● **Dataset excerpts**

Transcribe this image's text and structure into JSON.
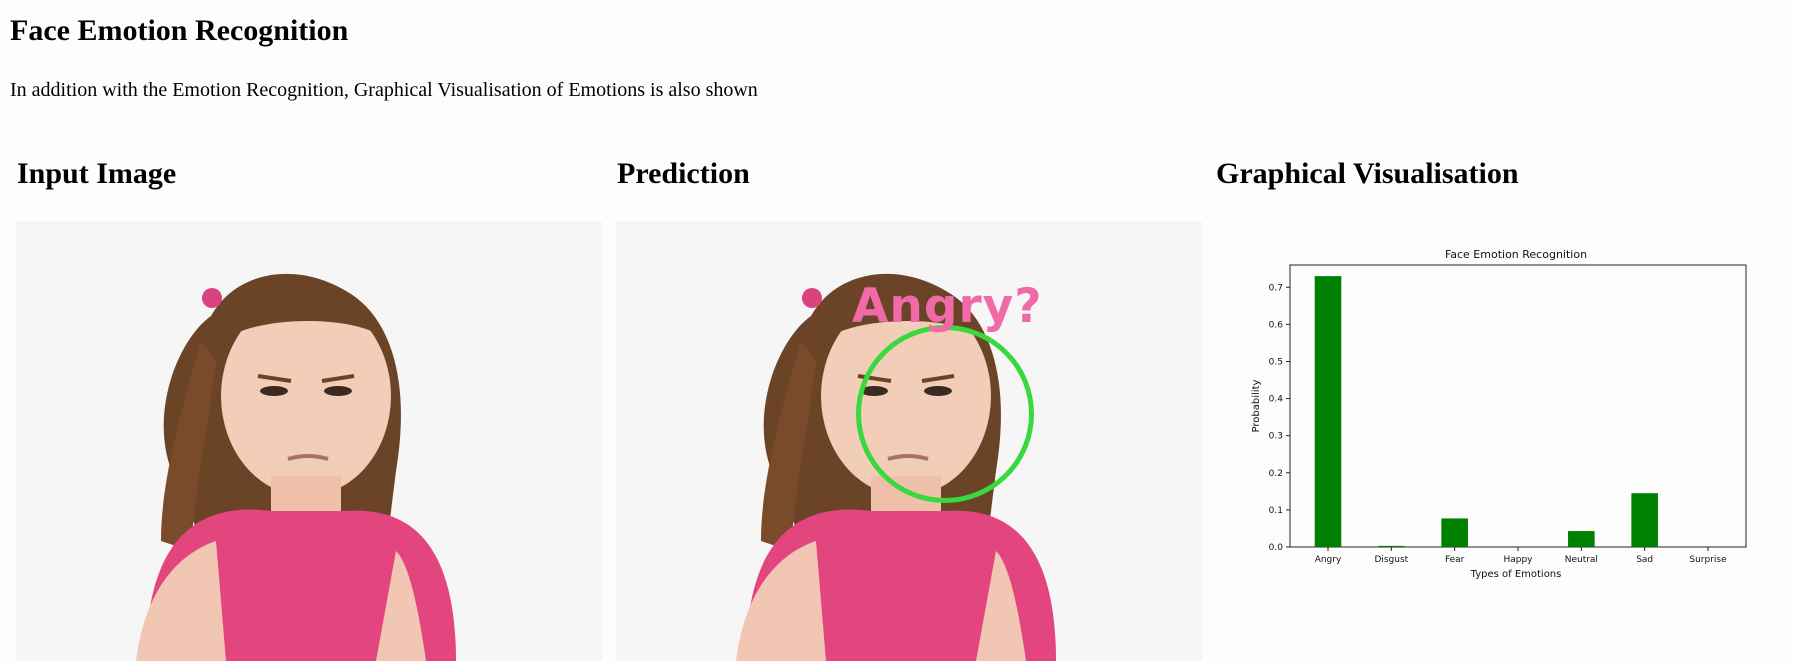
{
  "page": {
    "title": "Face Emotion Recognition",
    "subtitle": "In addition with the Emotion Recognition, Graphical Visualisation of Emotions is also shown"
  },
  "sections": {
    "input": "Input Image",
    "prediction": "Prediction",
    "visualisation": "Graphical Visualisation"
  },
  "prediction": {
    "label": "Angry?",
    "label_color": "#f06aa8",
    "circle_color": "#39d83f"
  },
  "chart_data": {
    "type": "bar",
    "title": "Face Emotion Recognition",
    "xlabel": "Types of Emotions",
    "ylabel": "Probability",
    "categories": [
      "Angry",
      "Disgust",
      "Fear",
      "Happy",
      "Neutral",
      "Sad",
      "Surprise"
    ],
    "values": [
      0.73,
      0.003,
      0.077,
      0.0,
      0.043,
      0.145,
      0.0
    ],
    "ylim": [
      0,
      0.76
    ],
    "yticks": [
      "0.0",
      "0.1",
      "0.2",
      "0.3",
      "0.4",
      "0.5",
      "0.6",
      "0.7"
    ],
    "bar_color": "#008000",
    "grid": false
  }
}
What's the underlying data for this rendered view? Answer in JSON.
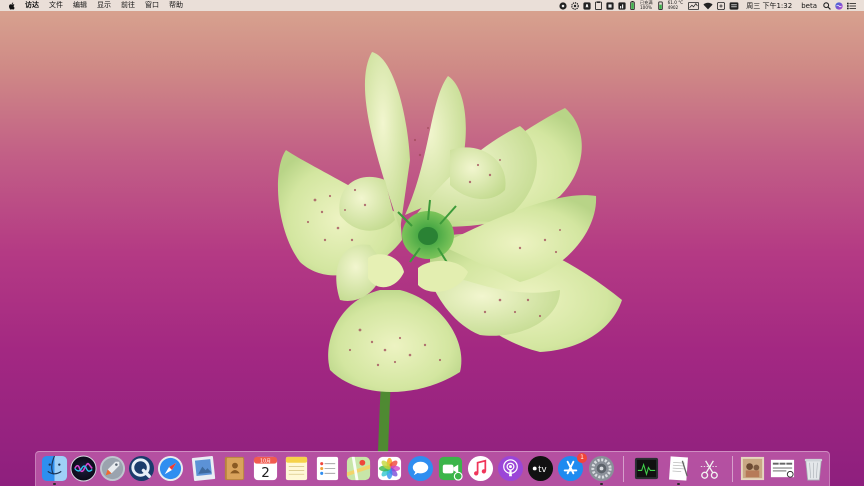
{
  "menubar": {
    "items": [
      "访达",
      "文件",
      "编辑",
      "显示",
      "前往",
      "窗口",
      "帮助"
    ],
    "status": {
      "battery_line1": "已充满",
      "battery_line2": "100%",
      "temp_line1": "61.0 °C",
      "temp_line2": "4902",
      "datetime": "周三 下午1:32",
      "beta_label": "beta"
    }
  },
  "dock": {
    "calendar": {
      "month": "10月",
      "day": "2"
    },
    "appstore_badge": "1",
    "tv_label": "tv"
  }
}
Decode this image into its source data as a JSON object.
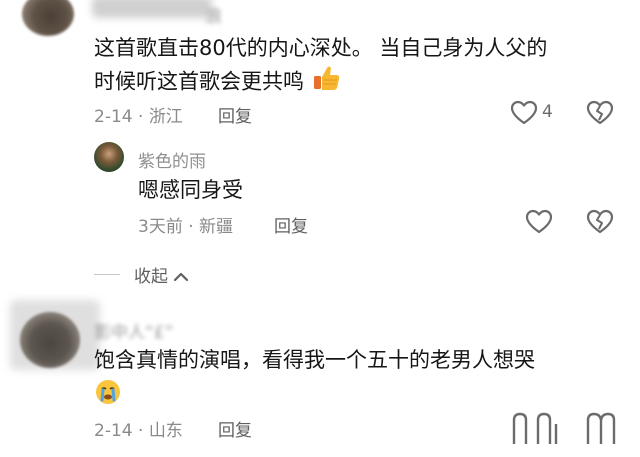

● **Required work**
Copy the listing word for word, excluding its pictures.

● **Response to the task**
Transcribe this image's text and structure into JSON.
{
  "page": {
    "title": "Face Emotion Recognition",
    "subtitle": "In addition with the Emotion Recognition, Graphical Visualisation of Emotions is also shown"
  },
  "sections": {
    "input": "Input Image",
    "prediction": "Prediction",
    "visualisation": "Graphical Visualisation"
  },
  "prediction": {
    "label": "Angry?",
    "label_color": "#f06aa8",
    "circle_color": "#39d83f"
  },
  "chart_data": {
    "type": "bar",
    "title": "Face Emotion Recognition",
    "xlabel": "Types of Emotions",
    "ylabel": "Probability",
    "categories": [
      "Angry",
      "Disgust",
      "Fear",
      "Happy",
      "Neutral",
      "Sad",
      "Surprise"
    ],
    "values": [
      0.73,
      0.003,
      0.077,
      0.0,
      0.043,
      0.145,
      0.0
    ],
    "ylim": [
      0,
      0.76
    ],
    "yticks": [
      "0.0",
      "0.1",
      "0.2",
      "0.3",
      "0.4",
      "0.5",
      "0.6",
      "0.7"
    ],
    "bar_color": "#008000",
    "grid": false
  }
}
What's the underlying data for this rendered view? Answer in JSON.
{
  "menubar": {
    "items": [
      "访达",
      "文件",
      "编辑",
      "显示",
      "前往",
      "窗口",
      "帮助"
    ],
    "status": {
      "battery_line1": "已充满",
      "battery_line2": "100%",
      "temp_line1": "61.0 °C",
      "temp_line2": "4902",
      "datetime": "周三 下午1:32",
      "beta_label": "beta"
    }
  },
  "dock": {
    "calendar": {
      "month": "10月",
      "day": "2"
    },
    "appstore_badge": "1",
    "tv_label": "tv"
  }
}
Decode this image into its source data as a JSON object.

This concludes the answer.